▶ _WRITTEN PROBLEM_
Leave out the pictures; transcribe all else exactly.

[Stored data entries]
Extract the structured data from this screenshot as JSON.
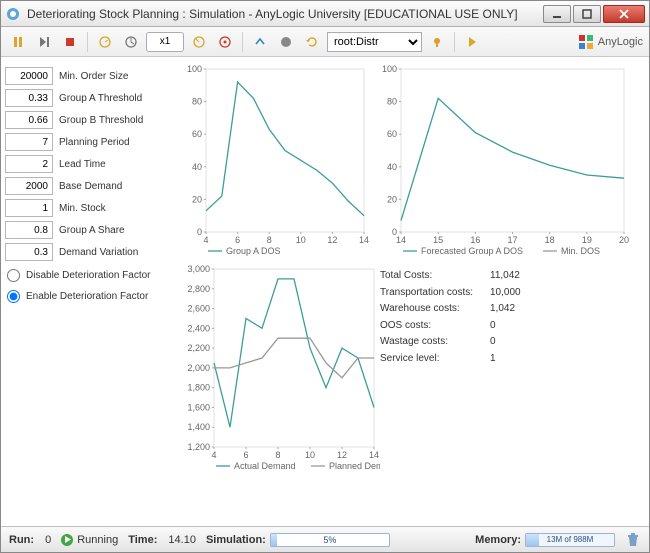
{
  "window": {
    "title": "Deteriorating Stock Planning : Simulation - AnyLogic University  [EDUCATIONAL USE ONLY]"
  },
  "toolbar": {
    "speed": "x1",
    "nav_value": "root:Distr",
    "brand": "AnyLogic"
  },
  "params": {
    "min_order_size": {
      "value": "20000",
      "label": "Min. Order Size"
    },
    "group_a_threshold": {
      "value": "0.33",
      "label": "Group A Threshold"
    },
    "group_b_threshold": {
      "value": "0.66",
      "label": "Group B Threshold"
    },
    "planning_period": {
      "value": "7",
      "label": "Planning Period"
    },
    "lead_time": {
      "value": "2",
      "label": "Lead Time"
    },
    "base_demand": {
      "value": "2000",
      "label": "Base Demand"
    },
    "min_stock": {
      "value": "1",
      "label": "Min. Stock"
    },
    "group_a_share": {
      "value": "0.8",
      "label": "Group A Share"
    },
    "demand_variation": {
      "value": "0.3",
      "label": "Demand Variation"
    }
  },
  "radios": {
    "disable": "Disable Deterioration Factor",
    "enable": "Enable Deterioration Factor",
    "selected": "enable"
  },
  "costs": {
    "total_label": "Total Costs:",
    "total_value": "11,042",
    "transport_label": "Transportation costs:",
    "transport_value": "10,000",
    "warehouse_label": "Warehouse costs:",
    "warehouse_value": "1,042",
    "oos_label": "OOS costs:",
    "oos_value": "0",
    "wastage_label": "Wastage costs:",
    "wastage_value": "0",
    "service_label": "Service level:",
    "service_value": "1"
  },
  "status": {
    "run_label": "Run:",
    "run_value": "0",
    "state": "Running",
    "time_label": "Time:",
    "time_value": "14.10",
    "sim_label": "Simulation:",
    "sim_progress_pct": 5,
    "sim_progress_text": "5%",
    "mem_label": "Memory:",
    "mem_text": "13M of 988M"
  },
  "chart_data": [
    {
      "id": "group_a_dos",
      "type": "line",
      "title": "",
      "xlabel": "",
      "ylabel": "",
      "xlim": [
        4,
        14
      ],
      "ylim": [
        0,
        100
      ],
      "x_ticks": [
        4,
        6,
        8,
        10,
        12,
        14
      ],
      "y_ticks": [
        0,
        20,
        40,
        60,
        80,
        100
      ],
      "series": [
        {
          "name": "Group A DOS",
          "color": "#3b9e95",
          "x": [
            4,
            5,
            6,
            7,
            8,
            9,
            10,
            11,
            12,
            13,
            14
          ],
          "y": [
            13,
            22,
            92,
            82,
            63,
            50,
            44,
            38,
            30,
            19,
            10
          ]
        }
      ],
      "legend": [
        "Group A DOS"
      ]
    },
    {
      "id": "forecasted_dos",
      "type": "line",
      "xlim": [
        14,
        20
      ],
      "ylim": [
        0,
        100
      ],
      "x_ticks": [
        14,
        15,
        16,
        17,
        18,
        19,
        20
      ],
      "y_ticks": [
        0,
        20,
        40,
        60,
        80,
        100
      ],
      "series": [
        {
          "name": "Forecasted Group A DOS",
          "color": "#3b9e95",
          "x": [
            14,
            15,
            16,
            17,
            18,
            19,
            20
          ],
          "y": [
            7,
            82,
            61,
            49,
            41,
            35,
            33
          ]
        },
        {
          "name": "Min. DOS",
          "color": "#999999",
          "x": [
            14,
            20
          ],
          "y": [
            null,
            null
          ]
        }
      ],
      "legend": [
        "Forecasted Group A DOS",
        "Min. DOS"
      ]
    },
    {
      "id": "demand",
      "type": "line",
      "xlim": [
        4,
        14
      ],
      "ylim": [
        1200,
        3000
      ],
      "x_ticks": [
        4,
        6,
        8,
        10,
        12,
        14
      ],
      "y_ticks": [
        1200,
        1400,
        1600,
        1800,
        2000,
        2200,
        2400,
        2600,
        2800,
        3000
      ],
      "series": [
        {
          "name": "Actual Demand",
          "color": "#3b9e95",
          "x": [
            4,
            5,
            6,
            7,
            8,
            9,
            10,
            11,
            12,
            13,
            14
          ],
          "y": [
            2050,
            1400,
            2500,
            2400,
            2900,
            2900,
            2200,
            1800,
            2200,
            2100,
            1600
          ]
        },
        {
          "name": "Planned Demand",
          "color": "#999999",
          "x": [
            4,
            5,
            6,
            7,
            8,
            9,
            10,
            11,
            12,
            13,
            14
          ],
          "y": [
            2000,
            2000,
            2050,
            2100,
            2300,
            2300,
            2300,
            2050,
            1900,
            2100,
            2100
          ]
        }
      ],
      "legend": [
        "Actual Demand",
        "Planned Demand"
      ]
    }
  ]
}
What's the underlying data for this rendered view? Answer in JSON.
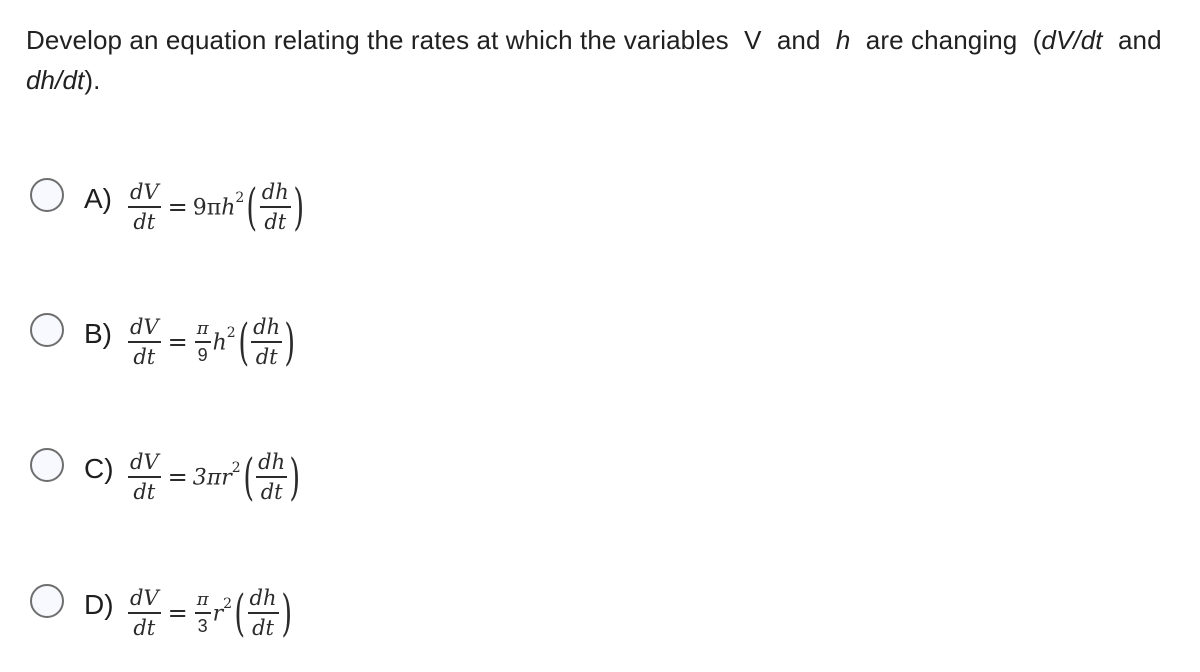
{
  "question": {
    "part1": "Develop an equation relating the rates at which the variables",
    "var_v": "V",
    "and1": "and",
    "var_h": "h",
    "part2": "are changing",
    "paren_open": "(",
    "dvdt": "dV/dt",
    "and2": "and",
    "dhdt": "dh/dt",
    "paren_close": ")."
  },
  "options": [
    {
      "label": "A)",
      "lhs_num": "dV",
      "lhs_den": "dt",
      "equals": "=",
      "coef": "9π",
      "var": "h",
      "exp": "2",
      "rhs_num": "dh",
      "rhs_den": "dt",
      "selected": false
    },
    {
      "label": "B)",
      "lhs_num": "dV",
      "lhs_den": "dt",
      "equals": "=",
      "frac_num": "π",
      "frac_den": "9",
      "var": "h",
      "exp": "2",
      "rhs_num": "dh",
      "rhs_den": "dt",
      "selected": false
    },
    {
      "label": "C)",
      "lhs_num": "dV",
      "lhs_den": "dt",
      "equals": "=",
      "coef": "3π",
      "var": "r",
      "exp": "2",
      "rhs_num": "dh",
      "rhs_den": "dt",
      "selected": false
    },
    {
      "label": "D)",
      "lhs_num": "dV",
      "lhs_den": "dt",
      "equals": "=",
      "frac_num": "π",
      "frac_den": "3",
      "var": "r",
      "exp": "2",
      "rhs_num": "dh",
      "rhs_den": "dt",
      "selected": false
    }
  ],
  "glyphs": {
    "lparen": "(",
    "rparen": ")"
  }
}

▶ _IN RESPONSE_
Extract the structured data from this screenshot as JSON.
{
  "window": {
    "title": "Deteriorating Stock Planning : Simulation - AnyLogic University  [EDUCATIONAL USE ONLY]"
  },
  "toolbar": {
    "speed": "x1",
    "nav_value": "root:Distr",
    "brand": "AnyLogic"
  },
  "params": {
    "min_order_size": {
      "value": "20000",
      "label": "Min. Order Size"
    },
    "group_a_threshold": {
      "value": "0.33",
      "label": "Group A Threshold"
    },
    "group_b_threshold": {
      "value": "0.66",
      "label": "Group B Threshold"
    },
    "planning_period": {
      "value": "7",
      "label": "Planning Period"
    },
    "lead_time": {
      "value": "2",
      "label": "Lead Time"
    },
    "base_demand": {
      "value": "2000",
      "label": "Base Demand"
    },
    "min_stock": {
      "value": "1",
      "label": "Min. Stock"
    },
    "group_a_share": {
      "value": "0.8",
      "label": "Group A Share"
    },
    "demand_variation": {
      "value": "0.3",
      "label": "Demand Variation"
    }
  },
  "radios": {
    "disable": "Disable Deterioration Factor",
    "enable": "Enable Deterioration Factor",
    "selected": "enable"
  },
  "costs": {
    "total_label": "Total Costs:",
    "total_value": "11,042",
    "transport_label": "Transportation costs:",
    "transport_value": "10,000",
    "warehouse_label": "Warehouse costs:",
    "warehouse_value": "1,042",
    "oos_label": "OOS costs:",
    "oos_value": "0",
    "wastage_label": "Wastage costs:",
    "wastage_value": "0",
    "service_label": "Service level:",
    "service_value": "1"
  },
  "status": {
    "run_label": "Run:",
    "run_value": "0",
    "state": "Running",
    "time_label": "Time:",
    "time_value": "14.10",
    "sim_label": "Simulation:",
    "sim_progress_pct": 5,
    "sim_progress_text": "5%",
    "mem_label": "Memory:",
    "mem_text": "13M of 988M"
  },
  "chart_data": [
    {
      "id": "group_a_dos",
      "type": "line",
      "title": "",
      "xlabel": "",
      "ylabel": "",
      "xlim": [
        4,
        14
      ],
      "ylim": [
        0,
        100
      ],
      "x_ticks": [
        4,
        6,
        8,
        10,
        12,
        14
      ],
      "y_ticks": [
        0,
        20,
        40,
        60,
        80,
        100
      ],
      "series": [
        {
          "name": "Group A DOS",
          "color": "#3b9e95",
          "x": [
            4,
            5,
            6,
            7,
            8,
            9,
            10,
            11,
            12,
            13,
            14
          ],
          "y": [
            13,
            22,
            92,
            82,
            63,
            50,
            44,
            38,
            30,
            19,
            10
          ]
        }
      ],
      "legend": [
        "Group A DOS"
      ]
    },
    {
      "id": "forecasted_dos",
      "type": "line",
      "xlim": [
        14,
        20
      ],
      "ylim": [
        0,
        100
      ],
      "x_ticks": [
        14,
        15,
        16,
        17,
        18,
        19,
        20
      ],
      "y_ticks": [
        0,
        20,
        40,
        60,
        80,
        100
      ],
      "series": [
        {
          "name": "Forecasted Group A DOS",
          "color": "#3b9e95",
          "x": [
            14,
            15,
            16,
            17,
            18,
            19,
            20
          ],
          "y": [
            7,
            82,
            61,
            49,
            41,
            35,
            33
          ]
        },
        {
          "name": "Min. DOS",
          "color": "#999999",
          "x": [
            14,
            20
          ],
          "y": [
            null,
            null
          ]
        }
      ],
      "legend": [
        "Forecasted Group A DOS",
        "Min. DOS"
      ]
    },
    {
      "id": "demand",
      "type": "line",
      "xlim": [
        4,
        14
      ],
      "ylim": [
        1200,
        3000
      ],
      "x_ticks": [
        4,
        6,
        8,
        10,
        12,
        14
      ],
      "y_ticks": [
        1200,
        1400,
        1600,
        1800,
        2000,
        2200,
        2400,
        2600,
        2800,
        3000
      ],
      "series": [
        {
          "name": "Actual Demand",
          "color": "#3b9e95",
          "x": [
            4,
            5,
            6,
            7,
            8,
            9,
            10,
            11,
            12,
            13,
            14
          ],
          "y": [
            2050,
            1400,
            2500,
            2400,
            2900,
            2900,
            2200,
            1800,
            2200,
            2100,
            1600
          ]
        },
        {
          "name": "Planned Demand",
          "color": "#999999",
          "x": [
            4,
            5,
            6,
            7,
            8,
            9,
            10,
            11,
            12,
            13,
            14
          ],
          "y": [
            2000,
            2000,
            2050,
            2100,
            2300,
            2300,
            2300,
            2050,
            1900,
            2100,
            2100
          ]
        }
      ],
      "legend": [
        "Actual Demand",
        "Planned Demand"
      ]
    }
  ]
}
What's the underlying data for this rendered view? Answer in JSON.
{
  "question": {
    "part1": "Develop an equation relating the rates at which the variables",
    "var_v": "V",
    "and1": "and",
    "var_h": "h",
    "part2": "are changing",
    "paren_open": "(",
    "dvdt": "dV/dt",
    "and2": "and",
    "dhdt": "dh/dt",
    "paren_close": ")."
  },
  "options": [
    {
      "label": "A)",
      "lhs_num": "dV",
      "lhs_den": "dt",
      "equals": "=",
      "coef": "9π",
      "var": "h",
      "exp": "2",
      "rhs_num": "dh",
      "rhs_den": "dt",
      "selected": false
    },
    {
      "label": "B)",
      "lhs_num": "dV",
      "lhs_den": "dt",
      "equals": "=",
      "frac_num": "π",
      "frac_den": "9",
      "var": "h",
      "exp": "2",
      "rhs_num": "dh",
      "rhs_den": "dt",
      "selected": false
    },
    {
      "label": "C)",
      "lhs_num": "dV",
      "lhs_den": "dt",
      "equals": "=",
      "coef": "3π",
      "var": "r",
      "exp": "2",
      "rhs_num": "dh",
      "rhs_den": "dt",
      "selected": false
    },
    {
      "label": "D)",
      "lhs_num": "dV",
      "lhs_den": "dt",
      "equals": "=",
      "frac_num": "π",
      "frac_den": "3",
      "var": "r",
      "exp": "2",
      "rhs_num": "dh",
      "rhs_den": "dt",
      "selected": false
    }
  ],
  "glyphs": {
    "lparen": "(",
    "rparen": ")"
  }
}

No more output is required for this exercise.